Stated goal: Among the lines below, list those containing the string "товары".

Supplied data:
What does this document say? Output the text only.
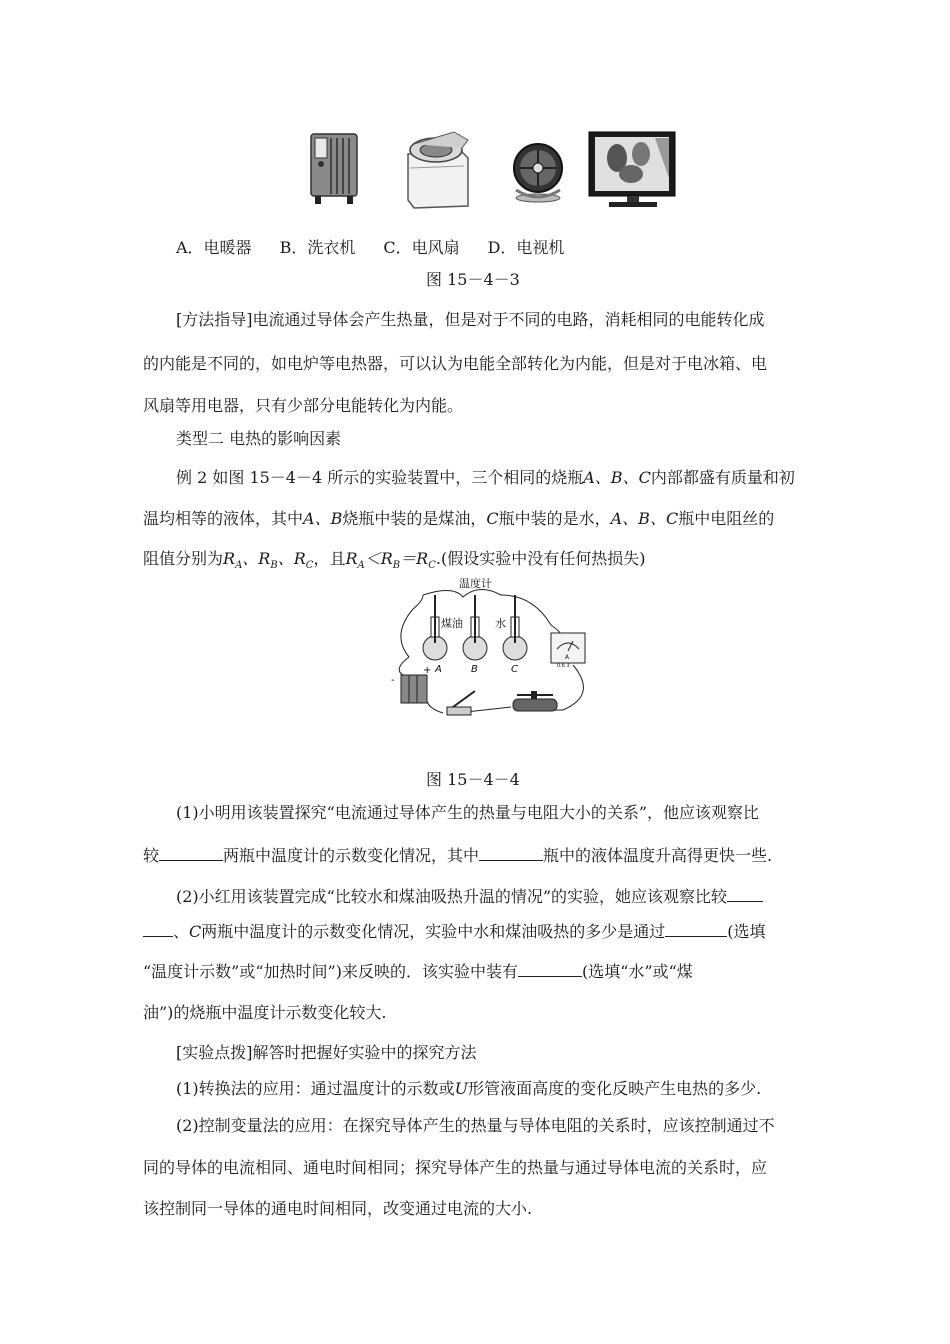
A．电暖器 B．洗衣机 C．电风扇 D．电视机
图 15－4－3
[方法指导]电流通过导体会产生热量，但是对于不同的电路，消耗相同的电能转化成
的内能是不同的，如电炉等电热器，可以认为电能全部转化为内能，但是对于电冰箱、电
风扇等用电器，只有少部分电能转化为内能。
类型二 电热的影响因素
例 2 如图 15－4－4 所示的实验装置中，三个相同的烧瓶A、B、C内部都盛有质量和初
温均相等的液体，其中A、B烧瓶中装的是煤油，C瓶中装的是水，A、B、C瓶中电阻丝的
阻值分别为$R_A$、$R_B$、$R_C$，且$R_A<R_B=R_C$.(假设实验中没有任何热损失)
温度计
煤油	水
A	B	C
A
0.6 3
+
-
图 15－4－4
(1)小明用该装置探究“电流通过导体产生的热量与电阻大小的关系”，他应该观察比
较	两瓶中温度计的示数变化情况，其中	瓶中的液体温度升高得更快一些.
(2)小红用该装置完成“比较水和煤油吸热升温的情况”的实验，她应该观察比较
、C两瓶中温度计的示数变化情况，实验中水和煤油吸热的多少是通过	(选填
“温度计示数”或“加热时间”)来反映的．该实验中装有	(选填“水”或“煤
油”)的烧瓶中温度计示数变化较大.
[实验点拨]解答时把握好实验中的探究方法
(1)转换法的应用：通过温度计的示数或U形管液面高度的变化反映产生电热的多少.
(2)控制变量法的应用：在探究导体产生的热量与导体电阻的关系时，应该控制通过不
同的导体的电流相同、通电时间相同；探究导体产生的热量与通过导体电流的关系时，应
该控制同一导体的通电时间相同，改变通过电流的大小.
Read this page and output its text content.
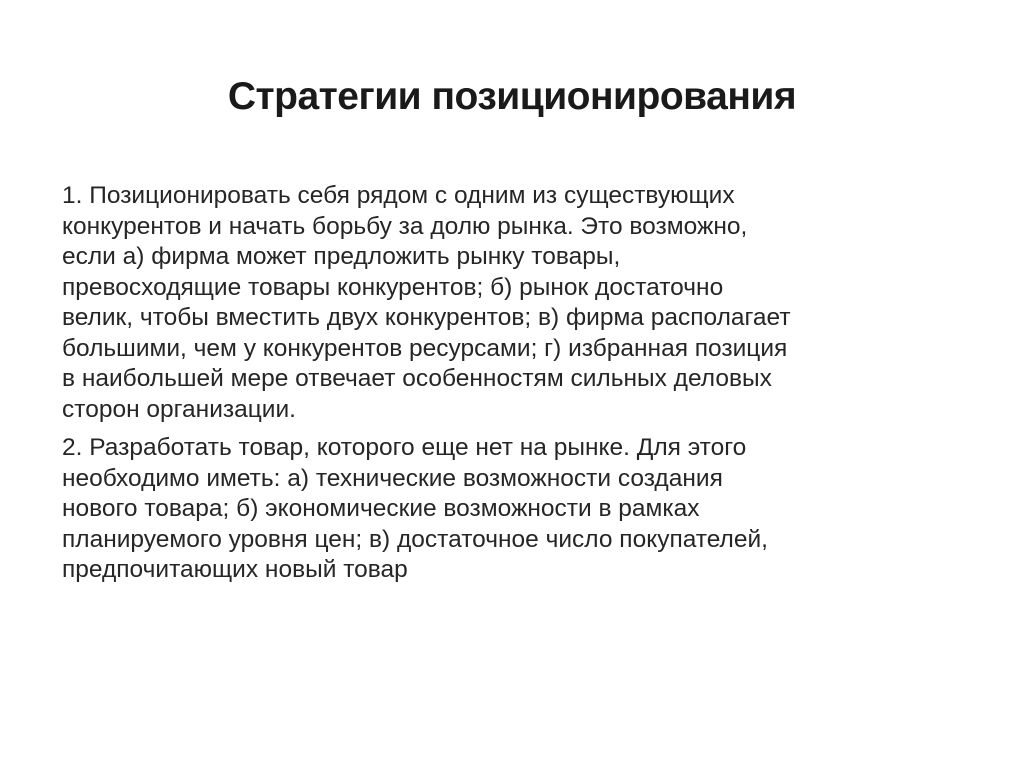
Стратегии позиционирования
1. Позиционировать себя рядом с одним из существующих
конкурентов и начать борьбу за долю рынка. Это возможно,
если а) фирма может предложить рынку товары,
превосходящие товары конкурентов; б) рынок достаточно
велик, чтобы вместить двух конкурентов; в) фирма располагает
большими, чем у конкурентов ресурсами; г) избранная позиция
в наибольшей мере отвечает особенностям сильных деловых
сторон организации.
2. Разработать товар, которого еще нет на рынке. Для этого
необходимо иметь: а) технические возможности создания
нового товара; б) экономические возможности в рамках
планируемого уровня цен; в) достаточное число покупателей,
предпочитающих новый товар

Response:
если а) фирма может предложить рынку товары,
превосходящие товары конкурентов; б) рынок достаточно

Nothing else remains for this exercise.